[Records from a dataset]
☆ ☆ ☆ ☆ ☆ ☆ ☆

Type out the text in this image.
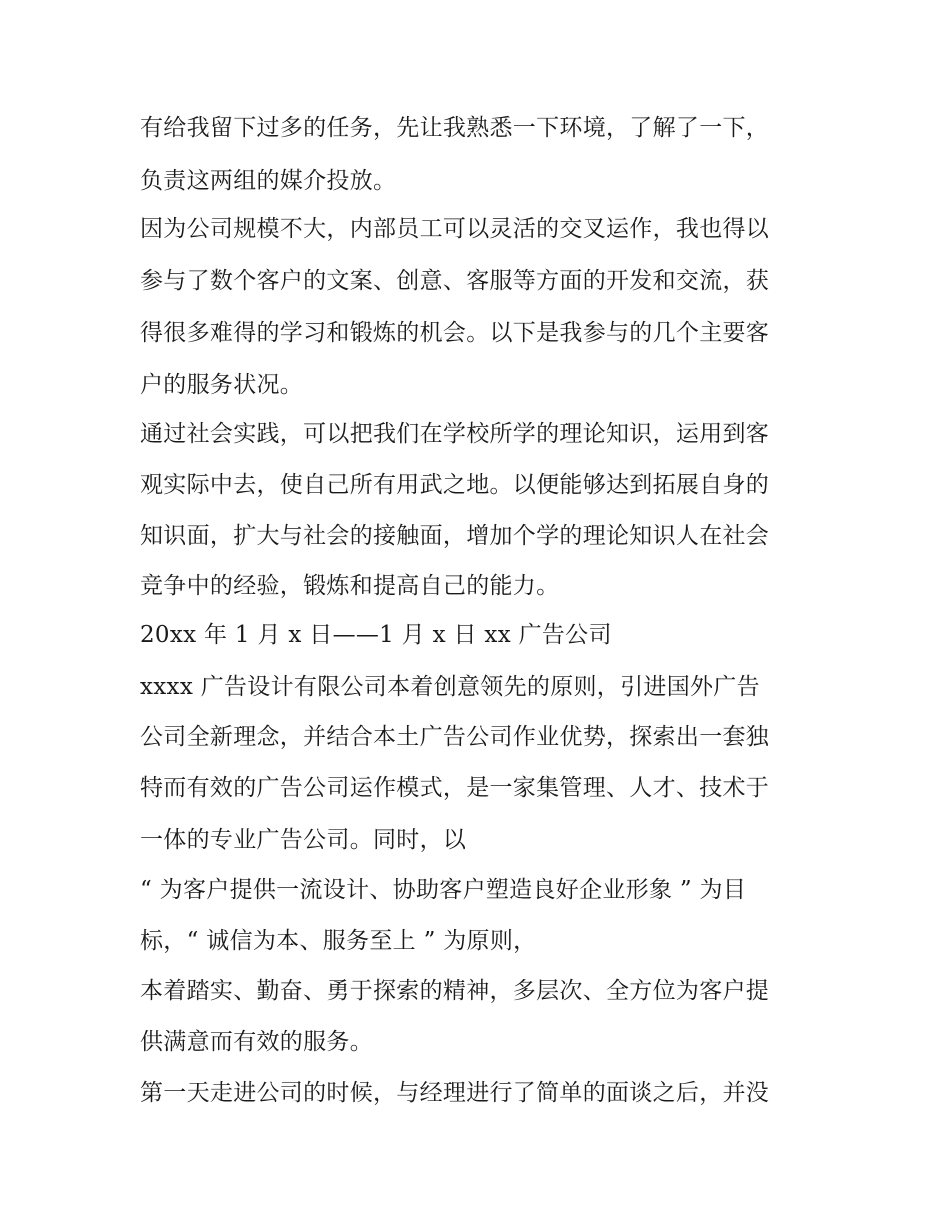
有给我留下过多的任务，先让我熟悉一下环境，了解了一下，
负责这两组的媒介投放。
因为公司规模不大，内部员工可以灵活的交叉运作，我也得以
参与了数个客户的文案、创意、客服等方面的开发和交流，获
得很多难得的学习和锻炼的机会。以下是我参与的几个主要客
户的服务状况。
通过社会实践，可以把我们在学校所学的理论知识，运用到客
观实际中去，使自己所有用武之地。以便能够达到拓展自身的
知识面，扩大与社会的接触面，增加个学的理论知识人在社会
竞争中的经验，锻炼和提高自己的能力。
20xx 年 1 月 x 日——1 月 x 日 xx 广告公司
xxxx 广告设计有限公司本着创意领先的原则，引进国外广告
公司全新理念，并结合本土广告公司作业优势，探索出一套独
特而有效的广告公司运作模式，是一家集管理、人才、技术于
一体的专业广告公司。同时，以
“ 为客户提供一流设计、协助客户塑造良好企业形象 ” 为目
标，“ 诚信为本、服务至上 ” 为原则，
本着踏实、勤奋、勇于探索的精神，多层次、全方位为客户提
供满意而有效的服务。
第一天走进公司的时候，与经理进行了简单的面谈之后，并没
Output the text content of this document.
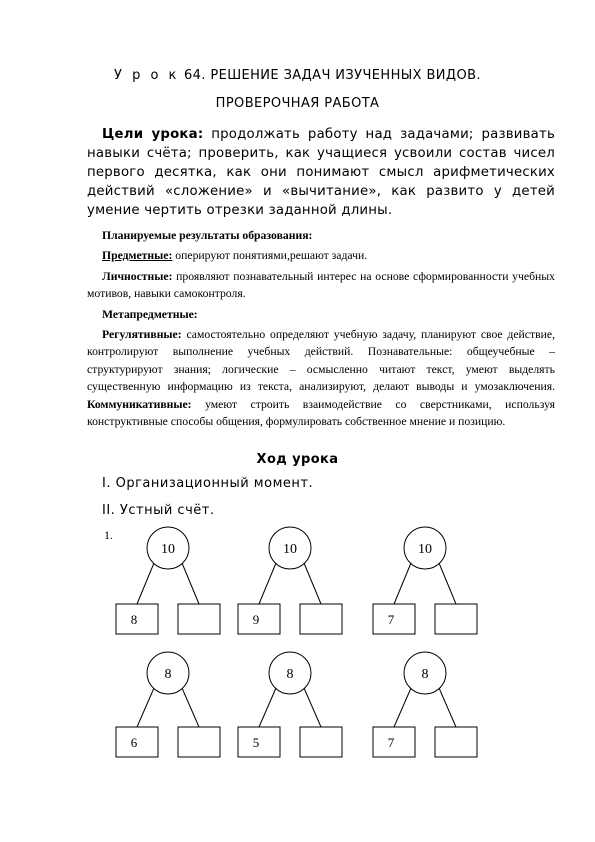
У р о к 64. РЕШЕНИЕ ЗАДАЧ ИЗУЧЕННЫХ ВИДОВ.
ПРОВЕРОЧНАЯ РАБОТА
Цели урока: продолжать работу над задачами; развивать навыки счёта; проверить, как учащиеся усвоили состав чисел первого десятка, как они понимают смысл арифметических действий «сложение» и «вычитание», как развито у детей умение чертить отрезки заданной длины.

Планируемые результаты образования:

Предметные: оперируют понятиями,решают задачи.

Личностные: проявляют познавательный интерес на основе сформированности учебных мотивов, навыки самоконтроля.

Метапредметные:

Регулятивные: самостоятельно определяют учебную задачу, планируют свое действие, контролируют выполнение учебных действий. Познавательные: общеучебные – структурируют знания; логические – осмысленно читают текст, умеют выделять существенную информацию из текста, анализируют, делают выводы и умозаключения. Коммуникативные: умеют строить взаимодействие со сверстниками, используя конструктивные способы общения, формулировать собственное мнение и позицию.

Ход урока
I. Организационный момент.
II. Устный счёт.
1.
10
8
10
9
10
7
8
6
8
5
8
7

☆ ☆ ☆ ☆ ☆ ☆ ☆

Goal of the exercise:
Collect from the data above every line that includes "действий".

Correct output:
Цели урока: продолжать работу над задачами; развивать навыки счёта; проверить, как учащиеся усвоили состав чисел первого десятка, как они понимают смысл арифметических действий «сложение» и «вычитание», как развито у детей умение чертить отрезки заданной длины.
Регулятивные: самостоятельно определяют учебную задачу, планируют свое действие, контролируют выполнение учебных действий. Познавательные: общеучебные – структурируют знания; логические – осмысленно читают текст, умеют выделять существенную информацию из текста, анализируют, делают выводы и умозаключения. Коммуникативные: умеют строить взаимодействие со сверстниками, используя конструктивные способы общения, формулировать собственное мнение и позицию.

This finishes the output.